* **WRITTEN TASK**
Set down, in full, every record in the block.

* **DATASET ENTRIES**
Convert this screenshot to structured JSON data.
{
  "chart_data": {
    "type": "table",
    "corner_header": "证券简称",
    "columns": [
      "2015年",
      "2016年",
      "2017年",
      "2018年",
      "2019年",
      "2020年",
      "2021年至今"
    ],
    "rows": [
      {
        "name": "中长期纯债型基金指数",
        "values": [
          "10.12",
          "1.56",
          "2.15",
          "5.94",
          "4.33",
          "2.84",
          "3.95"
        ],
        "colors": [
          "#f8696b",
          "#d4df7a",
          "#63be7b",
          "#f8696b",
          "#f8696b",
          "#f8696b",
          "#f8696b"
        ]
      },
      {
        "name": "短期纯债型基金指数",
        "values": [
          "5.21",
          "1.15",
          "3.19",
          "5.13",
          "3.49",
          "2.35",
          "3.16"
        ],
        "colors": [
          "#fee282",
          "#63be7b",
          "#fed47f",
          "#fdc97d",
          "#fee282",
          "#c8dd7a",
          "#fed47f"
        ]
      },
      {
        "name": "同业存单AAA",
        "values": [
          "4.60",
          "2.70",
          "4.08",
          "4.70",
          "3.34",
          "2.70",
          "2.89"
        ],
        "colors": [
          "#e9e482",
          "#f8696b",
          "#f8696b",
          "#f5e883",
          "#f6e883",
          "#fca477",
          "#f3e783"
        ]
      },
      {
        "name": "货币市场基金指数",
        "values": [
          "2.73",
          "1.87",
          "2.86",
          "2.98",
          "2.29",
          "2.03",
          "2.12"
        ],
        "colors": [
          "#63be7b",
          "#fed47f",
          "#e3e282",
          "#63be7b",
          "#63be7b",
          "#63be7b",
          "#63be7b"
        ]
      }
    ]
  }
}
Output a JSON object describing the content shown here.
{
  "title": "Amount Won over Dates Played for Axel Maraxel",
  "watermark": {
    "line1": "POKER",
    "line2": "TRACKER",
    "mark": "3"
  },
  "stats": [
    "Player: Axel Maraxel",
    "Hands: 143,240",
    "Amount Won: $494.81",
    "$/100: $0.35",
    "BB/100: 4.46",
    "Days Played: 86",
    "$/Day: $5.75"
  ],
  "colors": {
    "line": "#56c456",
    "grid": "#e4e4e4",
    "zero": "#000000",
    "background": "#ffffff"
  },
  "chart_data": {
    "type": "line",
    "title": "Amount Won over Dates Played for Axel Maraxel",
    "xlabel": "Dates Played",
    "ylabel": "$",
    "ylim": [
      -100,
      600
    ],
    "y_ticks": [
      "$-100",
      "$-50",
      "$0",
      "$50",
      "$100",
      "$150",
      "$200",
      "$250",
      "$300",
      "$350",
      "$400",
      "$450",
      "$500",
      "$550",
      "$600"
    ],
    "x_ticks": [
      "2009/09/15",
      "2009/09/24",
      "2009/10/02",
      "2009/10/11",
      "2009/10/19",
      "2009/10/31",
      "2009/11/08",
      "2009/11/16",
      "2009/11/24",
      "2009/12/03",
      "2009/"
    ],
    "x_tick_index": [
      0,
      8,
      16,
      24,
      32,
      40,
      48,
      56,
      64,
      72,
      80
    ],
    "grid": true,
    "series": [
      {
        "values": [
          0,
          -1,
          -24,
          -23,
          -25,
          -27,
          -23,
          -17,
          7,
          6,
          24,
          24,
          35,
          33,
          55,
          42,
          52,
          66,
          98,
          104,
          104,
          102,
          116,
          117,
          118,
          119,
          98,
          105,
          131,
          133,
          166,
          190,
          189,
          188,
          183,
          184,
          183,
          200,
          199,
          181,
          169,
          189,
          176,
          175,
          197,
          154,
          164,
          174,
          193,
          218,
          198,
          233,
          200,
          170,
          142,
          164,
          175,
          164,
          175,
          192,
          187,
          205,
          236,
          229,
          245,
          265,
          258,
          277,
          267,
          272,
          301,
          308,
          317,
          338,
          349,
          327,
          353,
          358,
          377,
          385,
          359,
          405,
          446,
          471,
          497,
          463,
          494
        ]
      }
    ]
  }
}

* **REPLY TO THE TASK**
Convert this screenshot to structured JSON data.
{
  "chart_data": {
    "type": "table",
    "corner_header": "证券简称",
    "columns": [
      "2015年",
      "2016年",
      "2017年",
      "2018年",
      "2019年",
      "2020年",
      "2021年至今"
    ],
    "rows": [
      {
        "name": "中长期纯债型基金指数",
        "values": [
          "10.12",
          "1.56",
          "2.15",
          "5.94",
          "4.33",
          "2.84",
          "3.95"
        ],
        "colors": [
          "#f8696b",
          "#d4df7a",
          "#63be7b",
          "#f8696b",
          "#f8696b",
          "#f8696b",
          "#f8696b"
        ]
      },
      {
        "name": "短期纯债型基金指数",
        "values": [
          "5.21",
          "1.15",
          "3.19",
          "5.13",
          "3.49",
          "2.35",
          "3.16"
        ],
        "colors": [
          "#fee282",
          "#63be7b",
          "#fed47f",
          "#fdc97d",
          "#fee282",
          "#c8dd7a",
          "#fed47f"
        ]
      },
      {
        "name": "同业存单AAA",
        "values": [
          "4.60",
          "2.70",
          "4.08",
          "4.70",
          "3.34",
          "2.70",
          "2.89"
        ],
        "colors": [
          "#e9e482",
          "#f8696b",
          "#f8696b",
          "#f5e883",
          "#f6e883",
          "#fca477",
          "#f3e783"
        ]
      },
      {
        "name": "货币市场基金指数",
        "values": [
          "2.73",
          "1.87",
          "2.86",
          "2.98",
          "2.29",
          "2.03",
          "2.12"
        ],
        "colors": [
          "#63be7b",
          "#fed47f",
          "#e3e282",
          "#63be7b",
          "#63be7b",
          "#63be7b",
          "#63be7b"
        ]
      }
    ]
  }
}
Output a JSON object describing the content shown here.
{
  "title": "Amount Won over Dates Played for Axel Maraxel",
  "watermark": {
    "line1": "POKER",
    "line2": "TRACKER",
    "mark": "3"
  },
  "stats": [
    "Player: Axel Maraxel",
    "Hands: 143,240",
    "Amount Won: $494.81",
    "$/100: $0.35",
    "BB/100: 4.46",
    "Days Played: 86",
    "$/Day: $5.75"
  ],
  "colors": {
    "line": "#56c456",
    "grid": "#e4e4e4",
    "zero": "#000000",
    "background": "#ffffff"
  },
  "chart_data": {
    "type": "line",
    "title": "Amount Won over Dates Played for Axel Maraxel",
    "xlabel": "Dates Played",
    "ylabel": "$",
    "ylim": [
      -100,
      600
    ],
    "y_ticks": [
      "$-100",
      "$-50",
      "$0",
      "$50",
      "$100",
      "$150",
      "$200",
      "$250",
      "$300",
      "$350",
      "$400",
      "$450",
      "$500",
      "$550",
      "$600"
    ],
    "x_ticks": [
      "2009/09/15",
      "2009/09/24",
      "2009/10/02",
      "2009/10/11",
      "2009/10/19",
      "2009/10/31",
      "2009/11/08",
      "2009/11/16",
      "2009/11/24",
      "2009/12/03",
      "2009/"
    ],
    "x_tick_index": [
      0,
      8,
      16,
      24,
      32,
      40,
      48,
      56,
      64,
      72,
      80
    ],
    "grid": true,
    "series": [
      {
        "values": [
          0,
          -1,
          -24,
          -23,
          -25,
          -27,
          -23,
          -17,
          7,
          6,
          24,
          24,
          35,
          33,
          55,
          42,
          52,
          66,
          98,
          104,
          104,
          102,
          116,
          117,
          118,
          119,
          98,
          105,
          131,
          133,
          166,
          190,
          189,
          188,
          183,
          184,
          183,
          200,
          199,
          181,
          169,
          189,
          176,
          175,
          197,
          154,
          164,
          174,
          193,
          218,
          198,
          233,
          200,
          170,
          142,
          164,
          175,
          164,
          175,
          192,
          187,
          205,
          236,
          229,
          245,
          265,
          258,
          277,
          267,
          272,
          301,
          308,
          317,
          338,
          349,
          327,
          353,
          358,
          377,
          385,
          359,
          405,
          446,
          471,
          497,
          463,
          494
        ]
      }
    ]
  }
}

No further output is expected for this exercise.